§ CHALLENGE
Will you output all of the data below exactly, omitting the images?

§ LISTED ENTRIES
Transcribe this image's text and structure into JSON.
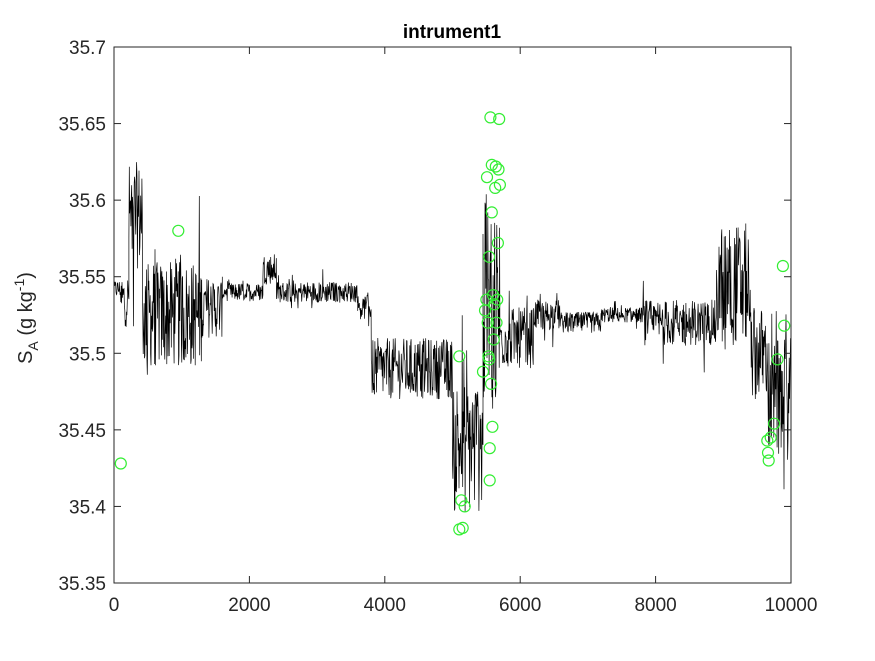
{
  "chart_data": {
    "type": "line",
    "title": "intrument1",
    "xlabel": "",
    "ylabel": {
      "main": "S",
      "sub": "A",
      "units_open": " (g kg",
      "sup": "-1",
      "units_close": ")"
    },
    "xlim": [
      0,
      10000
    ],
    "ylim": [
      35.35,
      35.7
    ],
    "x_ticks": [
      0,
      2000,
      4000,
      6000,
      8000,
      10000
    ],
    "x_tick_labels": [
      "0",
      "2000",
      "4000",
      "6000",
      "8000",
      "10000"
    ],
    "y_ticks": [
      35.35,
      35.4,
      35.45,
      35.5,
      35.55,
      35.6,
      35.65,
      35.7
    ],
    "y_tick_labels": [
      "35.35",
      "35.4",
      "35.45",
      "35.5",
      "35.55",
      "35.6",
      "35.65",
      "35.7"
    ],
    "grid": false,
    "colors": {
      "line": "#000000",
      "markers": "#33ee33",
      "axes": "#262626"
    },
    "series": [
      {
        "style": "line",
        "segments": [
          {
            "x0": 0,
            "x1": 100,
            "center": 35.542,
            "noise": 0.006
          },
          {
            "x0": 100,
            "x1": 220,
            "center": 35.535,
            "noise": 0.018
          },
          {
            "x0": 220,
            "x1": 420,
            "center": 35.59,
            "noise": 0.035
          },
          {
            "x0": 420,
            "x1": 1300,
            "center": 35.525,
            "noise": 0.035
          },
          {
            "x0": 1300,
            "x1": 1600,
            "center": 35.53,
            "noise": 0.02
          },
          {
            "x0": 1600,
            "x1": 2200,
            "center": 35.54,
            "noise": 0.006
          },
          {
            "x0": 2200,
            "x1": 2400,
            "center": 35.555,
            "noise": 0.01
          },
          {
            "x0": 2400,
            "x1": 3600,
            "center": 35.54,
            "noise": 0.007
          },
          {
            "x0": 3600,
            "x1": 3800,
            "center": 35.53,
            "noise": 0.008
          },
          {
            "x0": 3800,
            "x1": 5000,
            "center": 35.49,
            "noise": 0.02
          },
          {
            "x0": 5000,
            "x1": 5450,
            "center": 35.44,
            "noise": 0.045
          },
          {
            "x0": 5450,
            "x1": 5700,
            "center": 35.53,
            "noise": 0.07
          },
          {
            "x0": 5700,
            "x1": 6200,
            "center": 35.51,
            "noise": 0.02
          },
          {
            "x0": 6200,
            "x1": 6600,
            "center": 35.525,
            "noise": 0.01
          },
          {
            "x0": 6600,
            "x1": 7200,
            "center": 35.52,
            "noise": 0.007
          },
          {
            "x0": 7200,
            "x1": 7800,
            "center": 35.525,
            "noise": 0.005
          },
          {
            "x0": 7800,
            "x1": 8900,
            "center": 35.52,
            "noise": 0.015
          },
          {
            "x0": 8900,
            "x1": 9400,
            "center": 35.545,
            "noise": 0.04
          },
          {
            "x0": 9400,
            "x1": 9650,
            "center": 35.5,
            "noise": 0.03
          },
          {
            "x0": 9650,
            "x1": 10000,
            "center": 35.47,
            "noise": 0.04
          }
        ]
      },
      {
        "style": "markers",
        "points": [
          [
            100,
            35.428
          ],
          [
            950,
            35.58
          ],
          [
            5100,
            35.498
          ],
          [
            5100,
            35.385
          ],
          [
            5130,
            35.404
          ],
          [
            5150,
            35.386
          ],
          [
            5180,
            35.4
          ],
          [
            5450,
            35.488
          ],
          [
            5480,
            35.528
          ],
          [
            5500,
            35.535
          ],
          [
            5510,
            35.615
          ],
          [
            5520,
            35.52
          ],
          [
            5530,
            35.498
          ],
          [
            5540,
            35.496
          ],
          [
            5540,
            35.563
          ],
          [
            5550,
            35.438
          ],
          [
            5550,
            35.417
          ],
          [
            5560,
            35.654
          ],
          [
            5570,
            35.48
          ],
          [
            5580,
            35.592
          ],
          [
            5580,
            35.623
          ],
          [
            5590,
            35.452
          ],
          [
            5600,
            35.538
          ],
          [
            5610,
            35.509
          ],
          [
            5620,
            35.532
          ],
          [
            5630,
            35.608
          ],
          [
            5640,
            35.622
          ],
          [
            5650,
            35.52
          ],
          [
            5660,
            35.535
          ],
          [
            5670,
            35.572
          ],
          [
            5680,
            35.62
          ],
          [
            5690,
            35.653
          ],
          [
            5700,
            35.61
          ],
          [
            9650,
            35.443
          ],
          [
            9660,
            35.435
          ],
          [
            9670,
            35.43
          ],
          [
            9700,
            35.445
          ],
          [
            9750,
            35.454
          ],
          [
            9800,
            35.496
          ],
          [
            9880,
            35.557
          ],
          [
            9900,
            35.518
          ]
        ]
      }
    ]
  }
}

§ ANSWER TO THE TASK
Transcribe this image's text and structure into JSON.
{
  "chart_data": {
    "type": "line",
    "title": "intrument1",
    "xlabel": "",
    "ylabel": {
      "main": "S",
      "sub": "A",
      "units_open": " (g kg",
      "sup": "-1",
      "units_close": ")"
    },
    "xlim": [
      0,
      10000
    ],
    "ylim": [
      35.35,
      35.7
    ],
    "x_ticks": [
      0,
      2000,
      4000,
      6000,
      8000,
      10000
    ],
    "x_tick_labels": [
      "0",
      "2000",
      "4000",
      "6000",
      "8000",
      "10000"
    ],
    "y_ticks": [
      35.35,
      35.4,
      35.45,
      35.5,
      35.55,
      35.6,
      35.65,
      35.7
    ],
    "y_tick_labels": [
      "35.35",
      "35.4",
      "35.45",
      "35.5",
      "35.55",
      "35.6",
      "35.65",
      "35.7"
    ],
    "grid": false,
    "colors": {
      "line": "#000000",
      "markers": "#33ee33",
      "axes": "#262626"
    },
    "series": [
      {
        "style": "line",
        "segments": [
          {
            "x0": 0,
            "x1": 100,
            "center": 35.542,
            "noise": 0.006
          },
          {
            "x0": 100,
            "x1": 220,
            "center": 35.535,
            "noise": 0.018
          },
          {
            "x0": 220,
            "x1": 420,
            "center": 35.59,
            "noise": 0.035
          },
          {
            "x0": 420,
            "x1": 1300,
            "center": 35.525,
            "noise": 0.035
          },
          {
            "x0": 1300,
            "x1": 1600,
            "center": 35.53,
            "noise": 0.02
          },
          {
            "x0": 1600,
            "x1": 2200,
            "center": 35.54,
            "noise": 0.006
          },
          {
            "x0": 2200,
            "x1": 2400,
            "center": 35.555,
            "noise": 0.01
          },
          {
            "x0": 2400,
            "x1": 3600,
            "center": 35.54,
            "noise": 0.007
          },
          {
            "x0": 3600,
            "x1": 3800,
            "center": 35.53,
            "noise": 0.008
          },
          {
            "x0": 3800,
            "x1": 5000,
            "center": 35.49,
            "noise": 0.02
          },
          {
            "x0": 5000,
            "x1": 5450,
            "center": 35.44,
            "noise": 0.045
          },
          {
            "x0": 5450,
            "x1": 5700,
            "center": 35.53,
            "noise": 0.07
          },
          {
            "x0": 5700,
            "x1": 6200,
            "center": 35.51,
            "noise": 0.02
          },
          {
            "x0": 6200,
            "x1": 6600,
            "center": 35.525,
            "noise": 0.01
          },
          {
            "x0": 6600,
            "x1": 7200,
            "center": 35.52,
            "noise": 0.007
          },
          {
            "x0": 7200,
            "x1": 7800,
            "center": 35.525,
            "noise": 0.005
          },
          {
            "x0": 7800,
            "x1": 8900,
            "center": 35.52,
            "noise": 0.015
          },
          {
            "x0": 8900,
            "x1": 9400,
            "center": 35.545,
            "noise": 0.04
          },
          {
            "x0": 9400,
            "x1": 9650,
            "center": 35.5,
            "noise": 0.03
          },
          {
            "x0": 9650,
            "x1": 10000,
            "center": 35.47,
            "noise": 0.04
          }
        ]
      },
      {
        "style": "markers",
        "points": [
          [
            100,
            35.428
          ],
          [
            950,
            35.58
          ],
          [
            5100,
            35.498
          ],
          [
            5100,
            35.385
          ],
          [
            5130,
            35.404
          ],
          [
            5150,
            35.386
          ],
          [
            5180,
            35.4
          ],
          [
            5450,
            35.488
          ],
          [
            5480,
            35.528
          ],
          [
            5500,
            35.535
          ],
          [
            5510,
            35.615
          ],
          [
            5520,
            35.52
          ],
          [
            5530,
            35.498
          ],
          [
            5540,
            35.496
          ],
          [
            5540,
            35.563
          ],
          [
            5550,
            35.438
          ],
          [
            5550,
            35.417
          ],
          [
            5560,
            35.654
          ],
          [
            5570,
            35.48
          ],
          [
            5580,
            35.592
          ],
          [
            5580,
            35.623
          ],
          [
            5590,
            35.452
          ],
          [
            5600,
            35.538
          ],
          [
            5610,
            35.509
          ],
          [
            5620,
            35.532
          ],
          [
            5630,
            35.608
          ],
          [
            5640,
            35.622
          ],
          [
            5650,
            35.52
          ],
          [
            5660,
            35.535
          ],
          [
            5670,
            35.572
          ],
          [
            5680,
            35.62
          ],
          [
            5690,
            35.653
          ],
          [
            5700,
            35.61
          ],
          [
            9650,
            35.443
          ],
          [
            9660,
            35.435
          ],
          [
            9670,
            35.43
          ],
          [
            9700,
            35.445
          ],
          [
            9750,
            35.454
          ],
          [
            9800,
            35.496
          ],
          [
            9880,
            35.557
          ],
          [
            9900,
            35.518
          ]
        ]
      }
    ]
  }
}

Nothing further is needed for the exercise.